_TASK BRIEF_
Review the material and extract every line in which the word "unhappy" occurs.

(Dataset items)
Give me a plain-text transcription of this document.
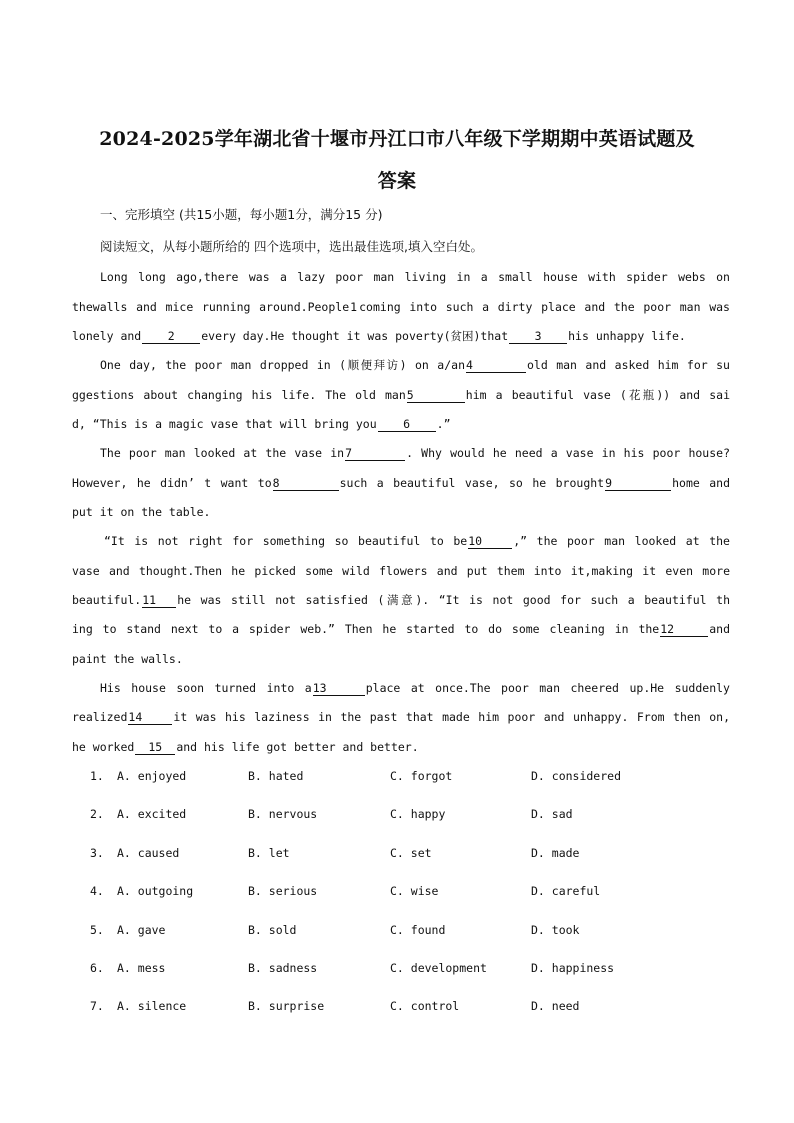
2024-2025学年湖北省十堰市丹江口市八年级下学期期中英语试题及
答案
一、完形填空 (共15小题，每小题1分，满分15 分)
阅读短文，从每小题所给的 四个选项中，选出最佳选项,填入空白处。
Long long ago,there was a lazy poor man living in a small house with spider webs on
thewalls and mice running around.People1 coming into such a dirty place and the poor man was
lonely and 2 every day.He thought it was poverty(贫困)that 3 his unhappy life.
One day, the poor man dropped in (顺便拜访) on a/an4	old man and asked him for su
ggestions about changing his life. The old man5	him a beautiful vase (花瓶)) and sai
d, “This is a magic vase that will bring you 6 .”
The poor man looked at the vase in7	. Why would he need a vase in his poor house?
However, he didn’ t want to8	such a beautiful vase, so he brought9	home and
put it on the table.
“It is not right for something so beautiful to be10	,” the poor man looked at the
vase and thought.Then he picked some wild flowers and put them into it,making it even more
beautiful.11 he was still not satisfied (满意). “It is not good for such a beautiful th
ing to stand next to a spider web.” Then he started to do some cleaning in the12	and
paint the walls.
His house soon turned into a13	place at once.The poor man cheered up.He suddenly
realized14	it was his laziness in the past that made him poor and unhappy. From then on,
he worked 15 and his life got better and better.
1. A. enjoyed	B. hated	C. forgot	D. considered
2. A. excited	B. nervous	C. happy	D. sad
3. A. caused	B. let	C. set	D. made
4. A. outgoing	B. serious	C. wise	D. careful
5. A. gave	B. sold	C. found	D. took
6. A. mess	B. sadness	C. development	D. happiness
7. A. silence	B. surprise	C. control	D. need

_CORRECT ANSWER_
lonely and 2 every day.He thought it was poverty(贫困)that 3 his unhappy life.
realized14	it was his laziness in the past that made him poor and unhappy. From then on,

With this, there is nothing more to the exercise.